== Task directions ==
Print the listing below exactly.

(Saved entries)

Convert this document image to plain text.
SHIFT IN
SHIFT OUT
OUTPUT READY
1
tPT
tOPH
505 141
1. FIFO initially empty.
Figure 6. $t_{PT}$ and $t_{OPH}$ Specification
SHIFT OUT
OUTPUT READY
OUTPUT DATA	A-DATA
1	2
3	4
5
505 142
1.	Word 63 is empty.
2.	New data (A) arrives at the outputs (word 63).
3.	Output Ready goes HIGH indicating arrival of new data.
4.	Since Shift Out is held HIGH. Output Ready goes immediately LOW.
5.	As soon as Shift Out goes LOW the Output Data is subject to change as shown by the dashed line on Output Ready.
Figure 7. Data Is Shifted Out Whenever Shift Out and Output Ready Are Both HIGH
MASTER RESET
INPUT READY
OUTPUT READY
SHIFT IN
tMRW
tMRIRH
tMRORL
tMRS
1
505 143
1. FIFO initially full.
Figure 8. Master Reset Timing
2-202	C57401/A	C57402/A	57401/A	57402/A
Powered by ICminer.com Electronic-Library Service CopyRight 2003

== Written response ==
Convert this document image to plain text.
SHIFT IN
SHIFT OUT
OUTPUT READY
1
tPT
tOPH
505 141
1. FIFO initially empty.
Figure 6. $t_{PT}$ and $t_{OPH}$ Specification
SHIFT OUT
OUTPUT READY
OUTPUT DATA	A-DATA
1	2
3	4
5
505 142
1.	Word 63 is empty.
2.	New data (A) arrives at the outputs (word 63).
3.	Output Ready goes HIGH indicating arrival of new data.
4.	Since Shift Out is held HIGH. Output Ready goes immediately LOW.
5.	As soon as Shift Out goes LOW the Output Data is subject to change as shown by the dashed line on Output Ready.
Figure 7. Data Is Shifted Out Whenever Shift Out and Output Ready Are Both HIGH
MASTER RESET
INPUT READY
OUTPUT READY
SHIFT IN
tMRW
tMRIRH
tMRORL
tMRS
1
505 143
1. FIFO initially full.
Figure 8. Master Reset Timing
2-202	C57401/A	C57402/A	57401/A	57402/A
Powered by ICminer.com Electronic-Library Service CopyRight 2003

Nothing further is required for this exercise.